##### Excerpted data #####

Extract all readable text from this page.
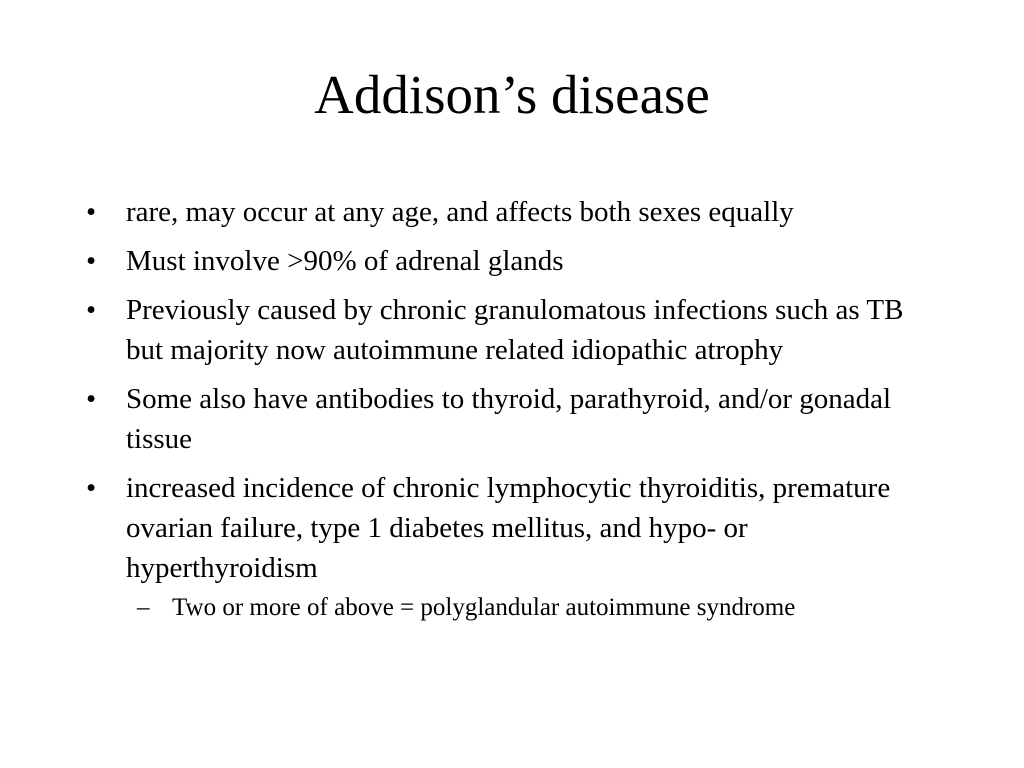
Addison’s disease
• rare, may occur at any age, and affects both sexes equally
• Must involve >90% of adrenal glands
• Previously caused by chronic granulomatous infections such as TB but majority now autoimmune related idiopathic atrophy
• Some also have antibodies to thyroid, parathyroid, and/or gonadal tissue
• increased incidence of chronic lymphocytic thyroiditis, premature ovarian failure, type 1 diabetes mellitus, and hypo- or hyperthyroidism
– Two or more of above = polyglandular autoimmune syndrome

#####
##### Excerpted data #####

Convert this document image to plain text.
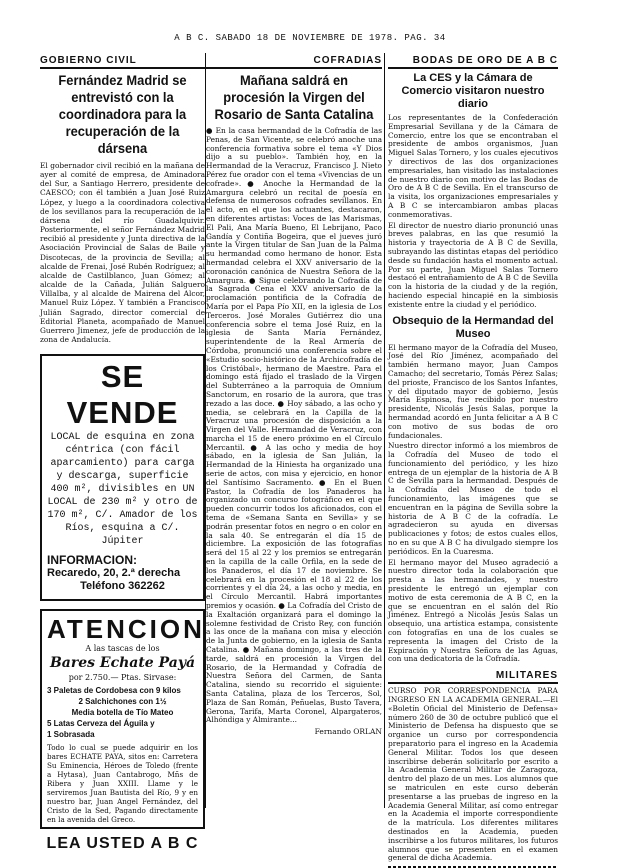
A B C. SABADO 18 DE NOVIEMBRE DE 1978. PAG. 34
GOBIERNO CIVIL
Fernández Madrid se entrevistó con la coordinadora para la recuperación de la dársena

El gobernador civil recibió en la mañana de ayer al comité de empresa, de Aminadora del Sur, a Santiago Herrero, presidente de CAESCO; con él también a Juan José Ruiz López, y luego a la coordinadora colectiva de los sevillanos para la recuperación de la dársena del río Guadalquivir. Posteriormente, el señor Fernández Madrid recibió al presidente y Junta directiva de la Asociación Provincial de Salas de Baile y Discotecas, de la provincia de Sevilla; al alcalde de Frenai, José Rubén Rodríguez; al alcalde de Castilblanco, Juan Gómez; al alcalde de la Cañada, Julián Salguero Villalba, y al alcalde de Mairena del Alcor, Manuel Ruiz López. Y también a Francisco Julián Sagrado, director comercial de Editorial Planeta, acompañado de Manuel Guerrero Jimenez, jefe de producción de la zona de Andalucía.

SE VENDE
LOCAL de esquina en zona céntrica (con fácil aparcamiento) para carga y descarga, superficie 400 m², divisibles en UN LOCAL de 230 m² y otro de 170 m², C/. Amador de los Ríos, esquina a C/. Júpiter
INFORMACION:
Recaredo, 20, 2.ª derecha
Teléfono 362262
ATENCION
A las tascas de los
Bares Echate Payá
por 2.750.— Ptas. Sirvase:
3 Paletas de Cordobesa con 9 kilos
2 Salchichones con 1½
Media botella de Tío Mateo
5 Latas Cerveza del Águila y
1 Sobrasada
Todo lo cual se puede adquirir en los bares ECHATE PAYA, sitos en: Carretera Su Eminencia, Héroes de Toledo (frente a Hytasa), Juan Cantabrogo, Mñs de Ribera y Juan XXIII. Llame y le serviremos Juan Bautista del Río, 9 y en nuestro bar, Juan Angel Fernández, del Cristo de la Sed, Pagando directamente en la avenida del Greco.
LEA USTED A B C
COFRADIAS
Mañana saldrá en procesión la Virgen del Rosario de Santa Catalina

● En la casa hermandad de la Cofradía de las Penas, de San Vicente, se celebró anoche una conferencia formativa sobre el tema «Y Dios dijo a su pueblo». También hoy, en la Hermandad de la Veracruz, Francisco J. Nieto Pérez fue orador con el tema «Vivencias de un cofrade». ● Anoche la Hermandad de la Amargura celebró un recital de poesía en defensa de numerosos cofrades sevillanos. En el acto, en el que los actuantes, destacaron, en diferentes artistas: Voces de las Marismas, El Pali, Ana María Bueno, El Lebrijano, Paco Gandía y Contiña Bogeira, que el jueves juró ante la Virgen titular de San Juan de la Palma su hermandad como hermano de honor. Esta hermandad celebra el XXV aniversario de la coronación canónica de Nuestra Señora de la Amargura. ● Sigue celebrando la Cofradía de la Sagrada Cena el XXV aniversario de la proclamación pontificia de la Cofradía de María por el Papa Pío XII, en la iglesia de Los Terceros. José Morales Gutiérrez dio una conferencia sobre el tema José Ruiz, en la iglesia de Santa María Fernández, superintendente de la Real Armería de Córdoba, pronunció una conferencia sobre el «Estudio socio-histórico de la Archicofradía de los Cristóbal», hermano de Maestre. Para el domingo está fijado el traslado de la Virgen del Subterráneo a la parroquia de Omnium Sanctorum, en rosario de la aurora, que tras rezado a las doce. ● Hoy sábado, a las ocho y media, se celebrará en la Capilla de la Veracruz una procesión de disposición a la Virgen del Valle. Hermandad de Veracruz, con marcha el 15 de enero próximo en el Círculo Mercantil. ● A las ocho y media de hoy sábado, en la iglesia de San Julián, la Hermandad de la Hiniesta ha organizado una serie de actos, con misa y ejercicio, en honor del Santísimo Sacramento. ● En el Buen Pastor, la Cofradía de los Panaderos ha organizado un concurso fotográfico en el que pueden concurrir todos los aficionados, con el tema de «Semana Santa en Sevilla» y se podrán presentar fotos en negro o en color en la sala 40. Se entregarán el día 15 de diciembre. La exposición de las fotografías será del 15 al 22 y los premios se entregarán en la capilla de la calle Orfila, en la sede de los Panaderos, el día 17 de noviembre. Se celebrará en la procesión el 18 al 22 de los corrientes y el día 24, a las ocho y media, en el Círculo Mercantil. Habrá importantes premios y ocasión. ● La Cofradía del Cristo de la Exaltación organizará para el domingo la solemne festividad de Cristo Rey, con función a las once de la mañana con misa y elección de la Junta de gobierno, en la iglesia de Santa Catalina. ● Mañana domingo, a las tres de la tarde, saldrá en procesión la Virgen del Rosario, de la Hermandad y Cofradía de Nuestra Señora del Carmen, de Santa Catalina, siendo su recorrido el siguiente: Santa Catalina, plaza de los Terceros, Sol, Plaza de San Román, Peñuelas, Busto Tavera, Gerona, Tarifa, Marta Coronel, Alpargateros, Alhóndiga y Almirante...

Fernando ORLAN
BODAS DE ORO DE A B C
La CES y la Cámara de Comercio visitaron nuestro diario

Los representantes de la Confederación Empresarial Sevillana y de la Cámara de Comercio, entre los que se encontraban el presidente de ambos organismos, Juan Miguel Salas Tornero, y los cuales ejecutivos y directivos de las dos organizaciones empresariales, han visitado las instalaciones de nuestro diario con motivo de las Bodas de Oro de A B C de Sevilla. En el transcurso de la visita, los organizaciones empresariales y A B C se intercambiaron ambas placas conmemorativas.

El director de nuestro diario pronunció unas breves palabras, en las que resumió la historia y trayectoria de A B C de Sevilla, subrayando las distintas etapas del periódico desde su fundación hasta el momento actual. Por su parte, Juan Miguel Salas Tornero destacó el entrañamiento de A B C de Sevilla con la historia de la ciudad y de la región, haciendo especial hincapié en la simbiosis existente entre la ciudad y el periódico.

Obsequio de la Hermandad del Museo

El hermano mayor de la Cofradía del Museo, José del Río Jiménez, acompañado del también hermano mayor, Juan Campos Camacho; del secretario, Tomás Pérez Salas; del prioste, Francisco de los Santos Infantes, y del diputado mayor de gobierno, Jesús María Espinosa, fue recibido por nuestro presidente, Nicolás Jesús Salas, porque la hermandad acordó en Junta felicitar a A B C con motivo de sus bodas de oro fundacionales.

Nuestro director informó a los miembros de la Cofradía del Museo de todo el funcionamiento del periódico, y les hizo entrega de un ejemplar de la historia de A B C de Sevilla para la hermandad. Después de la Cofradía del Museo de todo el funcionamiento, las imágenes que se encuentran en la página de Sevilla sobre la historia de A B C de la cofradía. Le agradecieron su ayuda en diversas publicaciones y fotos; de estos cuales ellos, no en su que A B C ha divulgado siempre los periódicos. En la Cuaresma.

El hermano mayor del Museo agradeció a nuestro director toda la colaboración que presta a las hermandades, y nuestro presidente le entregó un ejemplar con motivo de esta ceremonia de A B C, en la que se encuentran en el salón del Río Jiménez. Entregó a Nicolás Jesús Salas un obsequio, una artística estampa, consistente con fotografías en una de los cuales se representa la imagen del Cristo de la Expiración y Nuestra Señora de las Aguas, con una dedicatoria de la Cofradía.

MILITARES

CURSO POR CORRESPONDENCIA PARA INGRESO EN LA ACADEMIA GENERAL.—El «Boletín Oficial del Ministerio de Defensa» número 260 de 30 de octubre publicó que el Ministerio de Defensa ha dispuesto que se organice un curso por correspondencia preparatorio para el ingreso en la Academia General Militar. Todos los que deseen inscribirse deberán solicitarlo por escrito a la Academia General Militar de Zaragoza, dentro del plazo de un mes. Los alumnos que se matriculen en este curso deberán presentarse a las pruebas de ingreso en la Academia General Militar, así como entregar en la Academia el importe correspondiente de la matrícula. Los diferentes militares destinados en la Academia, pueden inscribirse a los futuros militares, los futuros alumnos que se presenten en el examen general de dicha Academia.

#####

Goal of the exercise: Looking at the records above, work out how many lines include the string "this". Give the number and nothing else.

Output of the task: 2